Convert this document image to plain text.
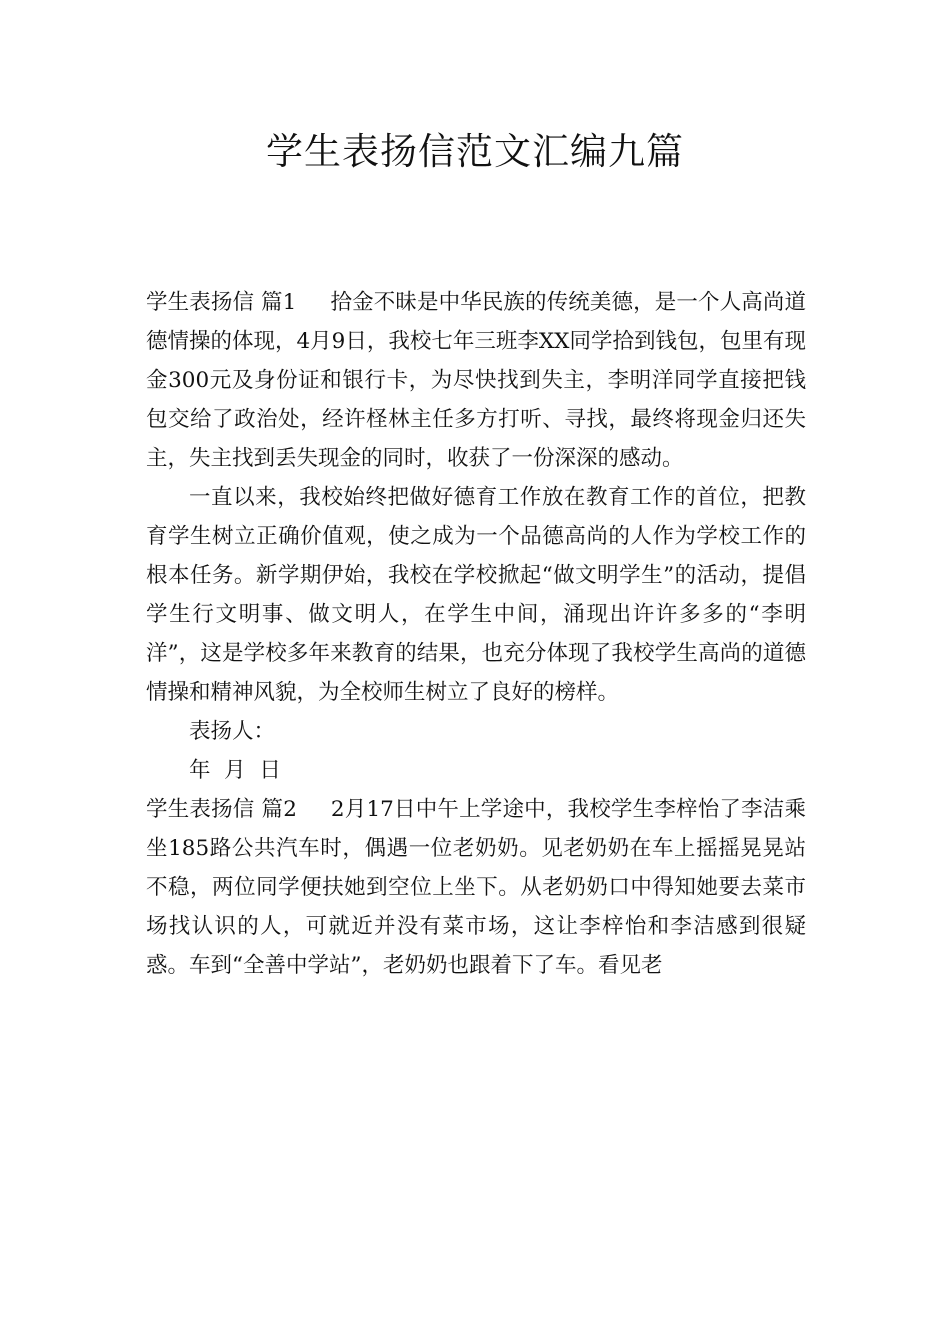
学生表扬信范文汇编九篇

学生表扬信 篇1 拾金不昧是中华民族的传统美德，是一个人高尚道德情操的体现，4月9日，我校七年三班李XX同学拾到钱包，包里有现金300元及身份证和银行卡，为尽快找到失主，李明洋同学直接把钱包交给了政治处，经许柽林主任多方打听、寻找，最终将现金归还失主，失主找到丢失现金的同时，收获了一份深深的感动。

一直以来，我校始终把做好德育工作放在教育工作的首位，把教育学生树立正确价值观，使之成为一个品德高尚的人作为学校工作的根本任务。新学期伊始，我校在学校掀起“做文明学生”的活动，提倡学生行文明事、做文明人，在学生中间，涌现出许许多多的“李明洋”，这是学校多年来教育的结果，也充分体现了我校学生高尚的道德情操和精神风貌，为全校师生树立了良好的榜样。

表扬人：

年  月  日

学生表扬信 篇2 2月17日中午上学途中，我校学生李梓怡了李洁乘坐185路公共汽车时，偶遇一位老奶奶。见老奶奶在车上摇摇晃晃站不稳，两位同学便扶她到空位上坐下。从老奶奶口中得知她要去菜市场找认识的人，可就近并没有菜市场，这让李梓怡和李洁感到很疑惑。车到“全善中学站”，老奶奶也跟着下了车。看见老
_____
Problem
Leave the images out, please, and restate each line word for word.

Result of this exercise
Convert this document image to plain text.
学生表扬信范文汇编九篇

学生表扬信 篇1 拾金不昧是中华民族的传统美德，是一个人高尚道德情操的体现，4月9日，我校七年三班李XX同学拾到钱包，包里有现金300元及身份证和银行卡，为尽快找到失主，李明洋同学直接把钱包交给了政治处，经许柽林主任多方打听、寻找，最终将现金归还失主，失主找到丢失现金的同时，收获了一份深深的感动。

一直以来，我校始终把做好德育工作放在教育工作的首位，把教育学生树立正确价值观，使之成为一个品德高尚的人作为学校工作的根本任务。新学期伊始，我校在学校掀起“做文明学生”的活动，提倡学生行文明事、做文明人，在学生中间，涌现出许许多多的“李明洋”，这是学校多年来教育的结果，也充分体现了我校学生高尚的道德情操和精神风貌，为全校师生树立了良好的榜样。

表扬人：

年  月  日

学生表扬信 篇2 2月17日中午上学途中，我校学生李梓怡了李洁乘坐185路公共汽车时，偶遇一位老奶奶。见老奶奶在车上摇摇晃晃站不稳，两位同学便扶她到空位上坐下。从老奶奶口中得知她要去菜市场找认识的人，可就近并没有菜市场，这让李梓怡和李洁感到很疑惑。车到“全善中学站”，老奶奶也跟着下了车。看见老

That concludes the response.